§ TASK DETAILS
Below are records; print only the lines from the line containing "OCR this image." to the end, both included, reproduced exactly and without the pictures.
======== RECORDS FOR THE TASK ========
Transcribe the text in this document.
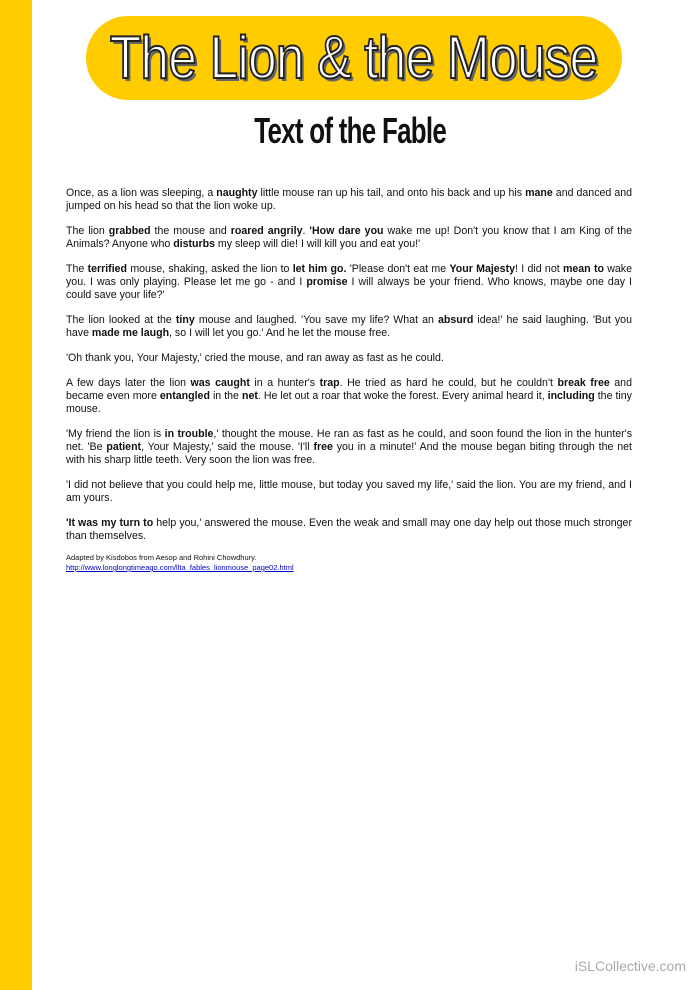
The Lion & the Mouse
Text of the Fable

Once, as a lion was sleeping, a naughty little mouse ran up his tail, and onto his back and up his mane and danced and jumped on his head so that the lion woke up.

The lion grabbed the mouse and roared angrily. 'How dare you wake me up! Don't you know that I am King of the Animals? Anyone who disturbs my sleep will die! I will kill you and eat you!'

The terrified mouse, shaking, asked the lion to let him go. 'Please don't eat me Your Majesty! I did not mean to wake you. I was only playing. Please let me go - and I promise I will always be your friend. Who knows, maybe one day I could save your life?'

The lion looked at the tiny mouse and laughed. 'You save my life? What an absurd idea!' he said laughing. 'But you have made me laugh, so I will let you go.' And he let the mouse free.

'Oh thank you, Your Majesty,' cried the mouse, and ran away as fast as he could.

A few days later the lion was caught in a hunter's trap. He tried as hard he could, but he couldn't break free and became even more entangled in the net. He let out a roar that woke the forest. Every animal heard it, including the tiny mouse.

'My friend the lion is in trouble,' thought the mouse. He ran as fast as he could, and soon found the lion in the hunter's net. 'Be patient, Your Majesty,' said the mouse. 'I'll free you in a minute!' And the mouse began biting through the net with his sharp little teeth. Very soon the lion was free.

'I did not believe that you could help me, little mouse, but today you saved my life,' said the lion. You are my friend, and I am yours.

'It was my turn to help you,' answered the mouse. Even the weak and small may one day help out those much stronger than themselves.

Adapted by Kisdobos from Aesop and Rohini Chowdhury.
http://www.longlongtimeago.com/llta_fables_lionmouse_page02.html
iSLCollective.com
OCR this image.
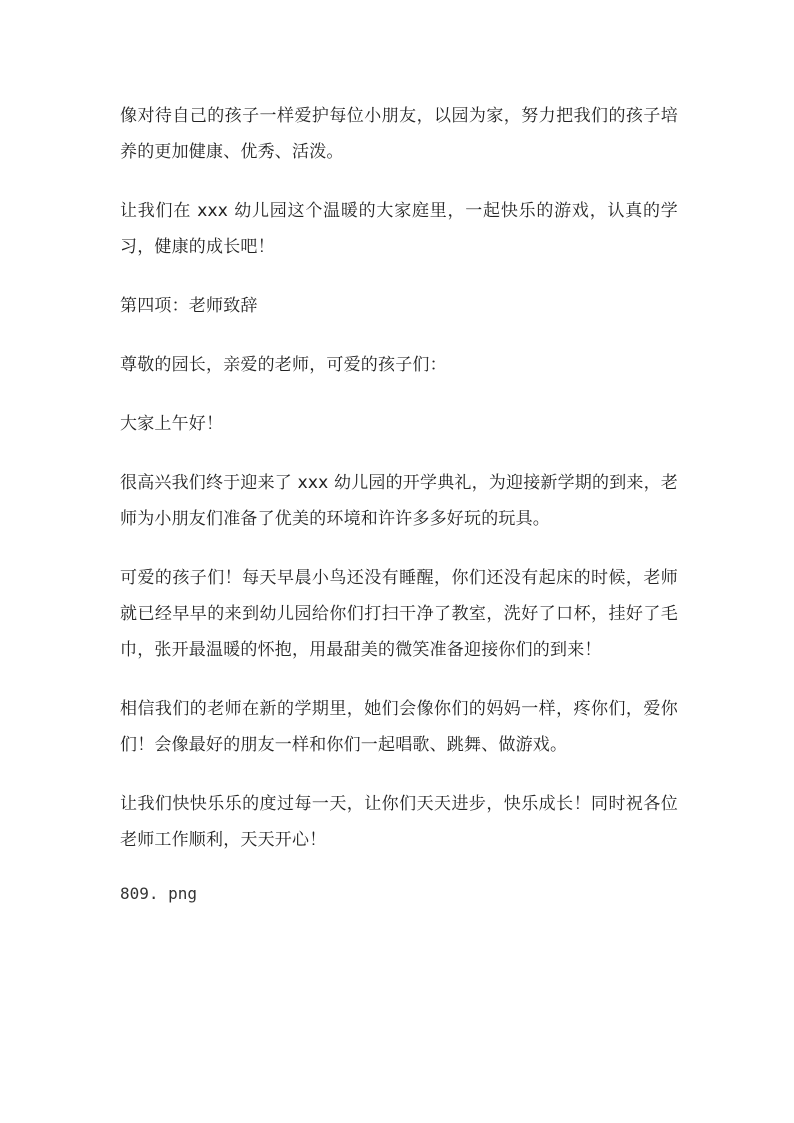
像对待自己的孩子一样爱护每位小朋友，以园为家，努力把我们的孩子培养的更加健康、优秀、活泼。

让我们在 xxx 幼儿园这个温暖的大家庭里，一起快乐的游戏，认真的学习，健康的成长吧！

第四项：老师致辞

尊敬的园长，亲爱的老师，可爱的孩子们：

大家上午好！

很高兴我们终于迎来了 xxx 幼儿园的开学典礼，为迎接新学期的到来，老师为小朋友们准备了优美的环境和许许多多好玩的玩具。

可爱的孩子们！每天早晨小鸟还没有睡醒，你们还没有起床的时候，老师就已经早早的来到幼儿园给你们打扫干净了教室，洗好了口杯，挂好了毛巾，张开最温暖的怀抱，用最甜美的微笑准备迎接你们的到来！

相信我们的老师在新的学期里，她们会像你们的妈妈一样，疼你们，爱你们！会像最好的朋友一样和你们一起唱歌、跳舞、做游戏。

让我们快快乐乐的度过每一天，让你们天天进步，快乐成长！同时祝各位老师工作顺利，天天开心！

809. png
========
§ RESULT
OCR this image.
像对待自己的孩子一样爱护每位小朋友，以园为家，努力把我们的孩子培养的更加健康、优秀、活泼。

让我们在 xxx 幼儿园这个温暖的大家庭里，一起快乐的游戏，认真的学习，健康的成长吧！

第四项：老师致辞

尊敬的园长，亲爱的老师，可爱的孩子们：

大家上午好！

很高兴我们终于迎来了 xxx 幼儿园的开学典礼，为迎接新学期的到来，老师为小朋友们准备了优美的环境和许许多多好玩的玩具。

可爱的孩子们！每天早晨小鸟还没有睡醒，你们还没有起床的时候，老师就已经早早的来到幼儿园给你们打扫干净了教室，洗好了口杯，挂好了毛巾，张开最温暖的怀抱，用最甜美的微笑准备迎接你们的到来！

相信我们的老师在新的学期里，她们会像你们的妈妈一样，疼你们，爱你们！会像最好的朋友一样和你们一起唱歌、跳舞、做游戏。

让我们快快乐乐的度过每一天，让你们天天进步，快乐成长！同时祝各位老师工作顺利，天天开心！

809. png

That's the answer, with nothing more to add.